**WHAT IS BEING ASKED:**
Only lines with the string "border" matter here; gather them from the material below.

[Figure record listings]
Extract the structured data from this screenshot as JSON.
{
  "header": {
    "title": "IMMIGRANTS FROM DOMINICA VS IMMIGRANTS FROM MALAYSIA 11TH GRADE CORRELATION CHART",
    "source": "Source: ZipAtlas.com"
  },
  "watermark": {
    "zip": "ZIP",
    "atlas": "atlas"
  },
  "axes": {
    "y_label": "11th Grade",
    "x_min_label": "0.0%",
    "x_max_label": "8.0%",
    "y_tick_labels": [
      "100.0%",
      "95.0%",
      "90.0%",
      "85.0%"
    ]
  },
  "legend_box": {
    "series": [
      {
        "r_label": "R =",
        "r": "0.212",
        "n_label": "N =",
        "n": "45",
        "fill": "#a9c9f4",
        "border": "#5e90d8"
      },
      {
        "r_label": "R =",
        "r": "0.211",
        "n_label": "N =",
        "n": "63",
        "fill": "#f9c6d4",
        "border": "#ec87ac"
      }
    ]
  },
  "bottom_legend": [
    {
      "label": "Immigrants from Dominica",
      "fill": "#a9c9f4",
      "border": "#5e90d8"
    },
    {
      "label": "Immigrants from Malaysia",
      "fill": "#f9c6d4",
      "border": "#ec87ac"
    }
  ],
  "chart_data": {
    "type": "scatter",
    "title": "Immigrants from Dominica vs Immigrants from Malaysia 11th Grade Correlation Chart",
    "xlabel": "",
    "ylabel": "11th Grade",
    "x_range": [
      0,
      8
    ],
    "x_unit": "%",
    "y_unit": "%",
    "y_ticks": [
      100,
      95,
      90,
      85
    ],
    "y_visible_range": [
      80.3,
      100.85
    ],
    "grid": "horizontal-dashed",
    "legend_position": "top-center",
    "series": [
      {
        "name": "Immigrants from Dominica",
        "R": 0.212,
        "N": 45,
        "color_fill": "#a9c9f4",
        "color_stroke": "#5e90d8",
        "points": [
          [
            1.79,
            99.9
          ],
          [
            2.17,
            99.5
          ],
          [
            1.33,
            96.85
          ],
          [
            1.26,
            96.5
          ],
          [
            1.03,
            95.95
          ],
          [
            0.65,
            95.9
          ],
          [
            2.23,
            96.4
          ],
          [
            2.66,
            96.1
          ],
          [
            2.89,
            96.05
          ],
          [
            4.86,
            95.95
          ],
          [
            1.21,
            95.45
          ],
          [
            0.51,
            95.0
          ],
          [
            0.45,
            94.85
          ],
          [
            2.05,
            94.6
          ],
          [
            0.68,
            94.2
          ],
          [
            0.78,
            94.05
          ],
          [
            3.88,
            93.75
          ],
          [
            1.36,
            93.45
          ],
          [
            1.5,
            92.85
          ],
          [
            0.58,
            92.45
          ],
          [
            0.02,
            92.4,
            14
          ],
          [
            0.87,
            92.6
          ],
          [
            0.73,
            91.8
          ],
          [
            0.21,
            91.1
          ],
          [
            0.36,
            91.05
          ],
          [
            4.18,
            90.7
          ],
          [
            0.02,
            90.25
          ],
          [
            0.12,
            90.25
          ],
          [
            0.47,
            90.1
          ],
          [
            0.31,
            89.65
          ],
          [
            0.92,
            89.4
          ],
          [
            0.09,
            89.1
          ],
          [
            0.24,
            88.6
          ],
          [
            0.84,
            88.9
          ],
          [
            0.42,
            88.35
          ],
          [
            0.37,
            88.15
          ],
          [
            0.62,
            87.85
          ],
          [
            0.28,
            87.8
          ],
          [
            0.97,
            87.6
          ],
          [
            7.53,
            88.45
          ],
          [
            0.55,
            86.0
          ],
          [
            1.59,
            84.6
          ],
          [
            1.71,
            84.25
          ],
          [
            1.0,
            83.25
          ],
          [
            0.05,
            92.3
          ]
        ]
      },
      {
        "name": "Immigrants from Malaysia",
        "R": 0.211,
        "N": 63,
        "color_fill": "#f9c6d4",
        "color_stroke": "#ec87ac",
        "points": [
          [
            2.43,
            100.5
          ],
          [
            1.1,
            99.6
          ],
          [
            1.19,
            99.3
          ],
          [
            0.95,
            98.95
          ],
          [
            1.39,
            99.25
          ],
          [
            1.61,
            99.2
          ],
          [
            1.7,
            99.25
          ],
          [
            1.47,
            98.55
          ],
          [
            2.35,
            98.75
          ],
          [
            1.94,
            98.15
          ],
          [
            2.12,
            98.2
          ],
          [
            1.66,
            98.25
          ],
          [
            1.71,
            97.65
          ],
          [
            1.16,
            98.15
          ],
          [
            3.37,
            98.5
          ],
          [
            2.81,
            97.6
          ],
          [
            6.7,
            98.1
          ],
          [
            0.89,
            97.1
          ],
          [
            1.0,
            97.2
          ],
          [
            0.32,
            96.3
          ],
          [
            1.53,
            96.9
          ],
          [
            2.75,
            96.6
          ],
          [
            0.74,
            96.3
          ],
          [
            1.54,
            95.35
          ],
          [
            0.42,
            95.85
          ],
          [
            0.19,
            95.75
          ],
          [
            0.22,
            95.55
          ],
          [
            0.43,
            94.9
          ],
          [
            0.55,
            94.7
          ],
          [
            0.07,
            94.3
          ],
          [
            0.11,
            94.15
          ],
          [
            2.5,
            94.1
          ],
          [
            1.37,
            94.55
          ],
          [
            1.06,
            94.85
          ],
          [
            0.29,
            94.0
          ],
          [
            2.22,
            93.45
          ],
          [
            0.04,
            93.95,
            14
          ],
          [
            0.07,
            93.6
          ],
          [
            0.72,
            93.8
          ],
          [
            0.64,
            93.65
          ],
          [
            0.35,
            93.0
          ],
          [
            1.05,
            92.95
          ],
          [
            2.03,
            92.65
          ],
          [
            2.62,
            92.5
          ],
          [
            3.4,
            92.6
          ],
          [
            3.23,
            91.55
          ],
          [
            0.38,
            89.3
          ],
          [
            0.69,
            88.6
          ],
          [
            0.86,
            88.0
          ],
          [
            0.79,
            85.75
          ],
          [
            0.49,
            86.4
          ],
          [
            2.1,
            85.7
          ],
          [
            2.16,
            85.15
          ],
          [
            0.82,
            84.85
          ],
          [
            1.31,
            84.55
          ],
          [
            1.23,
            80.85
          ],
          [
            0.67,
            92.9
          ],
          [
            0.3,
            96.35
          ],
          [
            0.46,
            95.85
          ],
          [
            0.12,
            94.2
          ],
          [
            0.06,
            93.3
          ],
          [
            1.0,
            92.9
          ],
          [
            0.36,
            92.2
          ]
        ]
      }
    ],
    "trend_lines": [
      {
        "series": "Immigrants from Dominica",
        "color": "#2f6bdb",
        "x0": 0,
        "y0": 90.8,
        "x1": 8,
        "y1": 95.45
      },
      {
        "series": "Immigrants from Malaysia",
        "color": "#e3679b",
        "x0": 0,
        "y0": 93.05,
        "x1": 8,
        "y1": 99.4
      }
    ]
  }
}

**TASK ANSWER:**
        "border": "#5e90d8"
        "border": "#ec87ac"
      "border": "#5e90d8"
      "border": "#ec87ac"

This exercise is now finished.